## Exercise requirements
Keep the wording of each record exactly the same when you repeat it, and leave out pictures.

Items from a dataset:

================

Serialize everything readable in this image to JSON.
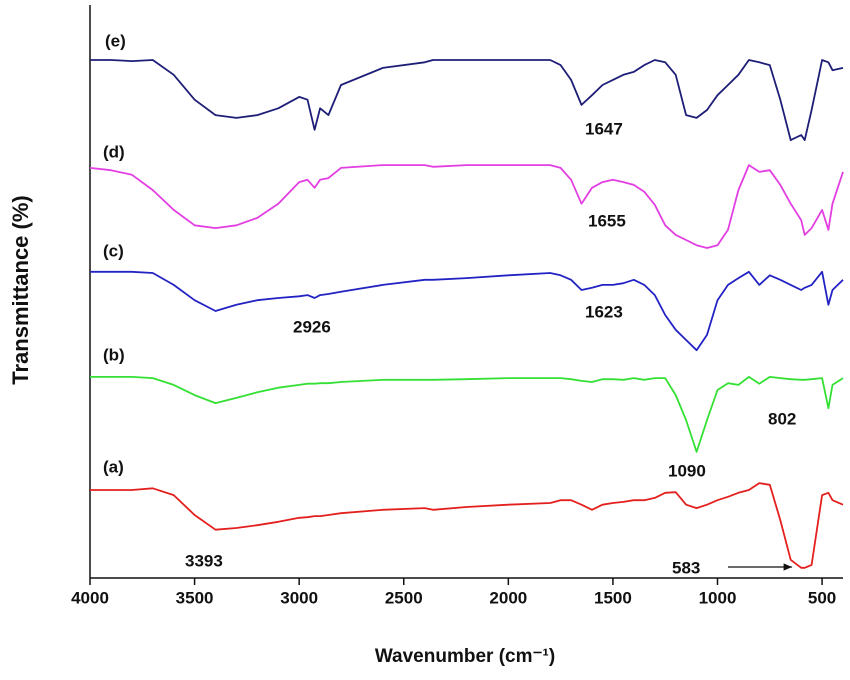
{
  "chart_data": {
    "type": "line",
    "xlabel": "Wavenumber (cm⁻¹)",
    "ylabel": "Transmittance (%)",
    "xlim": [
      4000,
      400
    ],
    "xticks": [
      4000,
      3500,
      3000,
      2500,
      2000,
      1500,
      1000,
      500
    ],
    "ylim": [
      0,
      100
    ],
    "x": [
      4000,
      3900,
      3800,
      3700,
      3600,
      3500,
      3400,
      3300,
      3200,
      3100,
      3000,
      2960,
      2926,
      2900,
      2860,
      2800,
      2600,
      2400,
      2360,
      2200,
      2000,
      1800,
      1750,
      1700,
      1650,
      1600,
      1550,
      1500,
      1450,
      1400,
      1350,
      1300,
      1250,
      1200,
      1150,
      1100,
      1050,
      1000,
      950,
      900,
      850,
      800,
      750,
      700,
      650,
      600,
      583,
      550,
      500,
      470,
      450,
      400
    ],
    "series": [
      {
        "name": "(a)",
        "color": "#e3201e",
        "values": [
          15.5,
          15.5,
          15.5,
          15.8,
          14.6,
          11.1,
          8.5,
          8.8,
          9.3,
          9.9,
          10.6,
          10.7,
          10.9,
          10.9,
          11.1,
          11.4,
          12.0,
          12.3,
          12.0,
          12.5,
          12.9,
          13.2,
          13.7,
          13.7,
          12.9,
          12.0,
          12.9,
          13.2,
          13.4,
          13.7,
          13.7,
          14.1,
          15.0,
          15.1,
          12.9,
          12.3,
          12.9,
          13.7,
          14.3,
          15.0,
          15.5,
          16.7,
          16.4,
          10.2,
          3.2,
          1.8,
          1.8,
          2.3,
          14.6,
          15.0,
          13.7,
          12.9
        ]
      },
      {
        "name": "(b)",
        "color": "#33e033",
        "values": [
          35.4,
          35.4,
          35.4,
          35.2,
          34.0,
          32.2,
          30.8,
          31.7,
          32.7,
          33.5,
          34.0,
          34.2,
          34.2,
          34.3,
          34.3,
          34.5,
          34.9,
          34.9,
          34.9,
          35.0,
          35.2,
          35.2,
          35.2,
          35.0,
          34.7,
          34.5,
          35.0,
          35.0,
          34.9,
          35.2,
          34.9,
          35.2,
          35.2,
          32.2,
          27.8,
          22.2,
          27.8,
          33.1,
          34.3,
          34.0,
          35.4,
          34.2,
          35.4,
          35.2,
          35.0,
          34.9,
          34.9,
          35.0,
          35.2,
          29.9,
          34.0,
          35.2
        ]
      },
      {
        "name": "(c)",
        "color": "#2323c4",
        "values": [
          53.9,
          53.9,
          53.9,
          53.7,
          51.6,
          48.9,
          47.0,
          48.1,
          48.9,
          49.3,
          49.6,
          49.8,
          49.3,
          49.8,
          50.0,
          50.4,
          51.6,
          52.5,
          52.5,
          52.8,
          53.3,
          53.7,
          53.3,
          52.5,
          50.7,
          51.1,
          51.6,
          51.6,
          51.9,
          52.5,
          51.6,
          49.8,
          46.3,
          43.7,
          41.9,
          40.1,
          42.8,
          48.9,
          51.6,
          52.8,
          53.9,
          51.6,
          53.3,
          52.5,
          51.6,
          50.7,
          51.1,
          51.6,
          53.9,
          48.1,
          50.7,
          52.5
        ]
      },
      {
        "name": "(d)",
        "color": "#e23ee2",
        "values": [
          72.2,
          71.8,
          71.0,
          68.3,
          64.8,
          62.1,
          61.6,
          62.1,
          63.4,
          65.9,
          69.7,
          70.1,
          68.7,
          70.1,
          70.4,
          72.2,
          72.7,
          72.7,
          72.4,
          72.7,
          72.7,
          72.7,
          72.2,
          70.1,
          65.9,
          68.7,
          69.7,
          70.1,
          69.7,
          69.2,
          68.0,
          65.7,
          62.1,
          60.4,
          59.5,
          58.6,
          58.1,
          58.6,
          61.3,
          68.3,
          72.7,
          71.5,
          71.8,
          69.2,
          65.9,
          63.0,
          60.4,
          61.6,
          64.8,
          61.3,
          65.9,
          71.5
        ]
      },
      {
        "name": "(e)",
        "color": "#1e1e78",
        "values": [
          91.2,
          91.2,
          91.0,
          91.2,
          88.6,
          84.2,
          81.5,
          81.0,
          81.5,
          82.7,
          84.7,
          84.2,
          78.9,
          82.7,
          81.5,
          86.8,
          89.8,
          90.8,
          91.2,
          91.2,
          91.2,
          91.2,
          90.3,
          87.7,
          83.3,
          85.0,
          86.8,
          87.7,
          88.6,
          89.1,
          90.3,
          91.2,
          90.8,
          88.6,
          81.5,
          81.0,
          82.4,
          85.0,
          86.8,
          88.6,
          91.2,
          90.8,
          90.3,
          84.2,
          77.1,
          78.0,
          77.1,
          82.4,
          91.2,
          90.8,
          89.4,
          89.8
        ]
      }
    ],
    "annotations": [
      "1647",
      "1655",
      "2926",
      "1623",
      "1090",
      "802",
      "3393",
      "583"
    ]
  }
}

================

## Expected answer
Serialize everything readable in this image to JSON.
{
  "chart_data": {
    "type": "line",
    "xlabel": "Wavenumber (cm⁻¹)",
    "ylabel": "Transmittance (%)",
    "xlim": [
      4000,
      400
    ],
    "xticks": [
      4000,
      3500,
      3000,
      2500,
      2000,
      1500,
      1000,
      500
    ],
    "ylim": [
      0,
      100
    ],
    "x": [
      4000,
      3900,
      3800,
      3700,
      3600,
      3500,
      3400,
      3300,
      3200,
      3100,
      3000,
      2960,
      2926,
      2900,
      2860,
      2800,
      2600,
      2400,
      2360,
      2200,
      2000,
      1800,
      1750,
      1700,
      1650,
      1600,
      1550,
      1500,
      1450,
      1400,
      1350,
      1300,
      1250,
      1200,
      1150,
      1100,
      1050,
      1000,
      950,
      900,
      850,
      800,
      750,
      700,
      650,
      600,
      583,
      550,
      500,
      470,
      450,
      400
    ],
    "series": [
      {
        "name": "(a)",
        "color": "#e3201e",
        "values": [
          15.5,
          15.5,
          15.5,
          15.8,
          14.6,
          11.1,
          8.5,
          8.8,
          9.3,
          9.9,
          10.6,
          10.7,
          10.9,
          10.9,
          11.1,
          11.4,
          12.0,
          12.3,
          12.0,
          12.5,
          12.9,
          13.2,
          13.7,
          13.7,
          12.9,
          12.0,
          12.9,
          13.2,
          13.4,
          13.7,
          13.7,
          14.1,
          15.0,
          15.1,
          12.9,
          12.3,
          12.9,
          13.7,
          14.3,
          15.0,
          15.5,
          16.7,
          16.4,
          10.2,
          3.2,
          1.8,
          1.8,
          2.3,
          14.6,
          15.0,
          13.7,
          12.9
        ]
      },
      {
        "name": "(b)",
        "color": "#33e033",
        "values": [
          35.4,
          35.4,
          35.4,
          35.2,
          34.0,
          32.2,
          30.8,
          31.7,
          32.7,
          33.5,
          34.0,
          34.2,
          34.2,
          34.3,
          34.3,
          34.5,
          34.9,
          34.9,
          34.9,
          35.0,
          35.2,
          35.2,
          35.2,
          35.0,
          34.7,
          34.5,
          35.0,
          35.0,
          34.9,
          35.2,
          34.9,
          35.2,
          35.2,
          32.2,
          27.8,
          22.2,
          27.8,
          33.1,
          34.3,
          34.0,
          35.4,
          34.2,
          35.4,
          35.2,
          35.0,
          34.9,
          34.9,
          35.0,
          35.2,
          29.9,
          34.0,
          35.2
        ]
      },
      {
        "name": "(c)",
        "color": "#2323c4",
        "values": [
          53.9,
          53.9,
          53.9,
          53.7,
          51.6,
          48.9,
          47.0,
          48.1,
          48.9,
          49.3,
          49.6,
          49.8,
          49.3,
          49.8,
          50.0,
          50.4,
          51.6,
          52.5,
          52.5,
          52.8,
          53.3,
          53.7,
          53.3,
          52.5,
          50.7,
          51.1,
          51.6,
          51.6,
          51.9,
          52.5,
          51.6,
          49.8,
          46.3,
          43.7,
          41.9,
          40.1,
          42.8,
          48.9,
          51.6,
          52.8,
          53.9,
          51.6,
          53.3,
          52.5,
          51.6,
          50.7,
          51.1,
          51.6,
          53.9,
          48.1,
          50.7,
          52.5
        ]
      },
      {
        "name": "(d)",
        "color": "#e23ee2",
        "values": [
          72.2,
          71.8,
          71.0,
          68.3,
          64.8,
          62.1,
          61.6,
          62.1,
          63.4,
          65.9,
          69.7,
          70.1,
          68.7,
          70.1,
          70.4,
          72.2,
          72.7,
          72.7,
          72.4,
          72.7,
          72.7,
          72.7,
          72.2,
          70.1,
          65.9,
          68.7,
          69.7,
          70.1,
          69.7,
          69.2,
          68.0,
          65.7,
          62.1,
          60.4,
          59.5,
          58.6,
          58.1,
          58.6,
          61.3,
          68.3,
          72.7,
          71.5,
          71.8,
          69.2,
          65.9,
          63.0,
          60.4,
          61.6,
          64.8,
          61.3,
          65.9,
          71.5
        ]
      },
      {
        "name": "(e)",
        "color": "#1e1e78",
        "values": [
          91.2,
          91.2,
          91.0,
          91.2,
          88.6,
          84.2,
          81.5,
          81.0,
          81.5,
          82.7,
          84.7,
          84.2,
          78.9,
          82.7,
          81.5,
          86.8,
          89.8,
          90.8,
          91.2,
          91.2,
          91.2,
          91.2,
          90.3,
          87.7,
          83.3,
          85.0,
          86.8,
          87.7,
          88.6,
          89.1,
          90.3,
          91.2,
          90.8,
          88.6,
          81.5,
          81.0,
          82.4,
          85.0,
          86.8,
          88.6,
          91.2,
          90.8,
          90.3,
          84.2,
          77.1,
          78.0,
          77.1,
          82.4,
          91.2,
          90.8,
          89.4,
          89.8
        ]
      }
    ],
    "annotations": [
      "1647",
      "1655",
      "2926",
      "1623",
      "1090",
      "802",
      "3393",
      "583"
    ]
  }
}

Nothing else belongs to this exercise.